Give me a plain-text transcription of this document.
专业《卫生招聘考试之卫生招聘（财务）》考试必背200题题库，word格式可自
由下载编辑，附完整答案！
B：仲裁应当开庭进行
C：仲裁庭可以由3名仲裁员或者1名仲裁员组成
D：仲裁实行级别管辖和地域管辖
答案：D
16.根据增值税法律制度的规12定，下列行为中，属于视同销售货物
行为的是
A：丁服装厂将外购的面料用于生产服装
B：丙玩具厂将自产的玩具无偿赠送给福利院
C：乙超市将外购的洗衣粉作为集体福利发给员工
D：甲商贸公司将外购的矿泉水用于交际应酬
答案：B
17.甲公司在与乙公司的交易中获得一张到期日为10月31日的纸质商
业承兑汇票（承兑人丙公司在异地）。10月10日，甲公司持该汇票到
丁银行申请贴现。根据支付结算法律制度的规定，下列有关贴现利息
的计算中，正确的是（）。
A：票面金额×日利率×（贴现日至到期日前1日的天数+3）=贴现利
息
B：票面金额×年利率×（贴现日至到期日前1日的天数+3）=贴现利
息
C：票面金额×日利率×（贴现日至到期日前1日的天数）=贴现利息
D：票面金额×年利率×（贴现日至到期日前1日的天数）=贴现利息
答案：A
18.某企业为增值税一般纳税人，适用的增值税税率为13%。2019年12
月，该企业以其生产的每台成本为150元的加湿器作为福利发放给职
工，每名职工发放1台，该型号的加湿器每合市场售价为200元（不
+ + +
Directions for this task -
Show the lines of the records that contain the word "票面金额".

Complete answer -
A：票面金额×日利率×（贴现日至到期日前1日的天数+3）=贴现利
B：票面金额×年利率×（贴现日至到期日前1日的天数+3）=贴现利
C：票面金额×日利率×（贴现日至到期日前1日的天数）=贴现利息
D：票面金额×年利率×（贴现日至到期日前1日的天数）=贴现利息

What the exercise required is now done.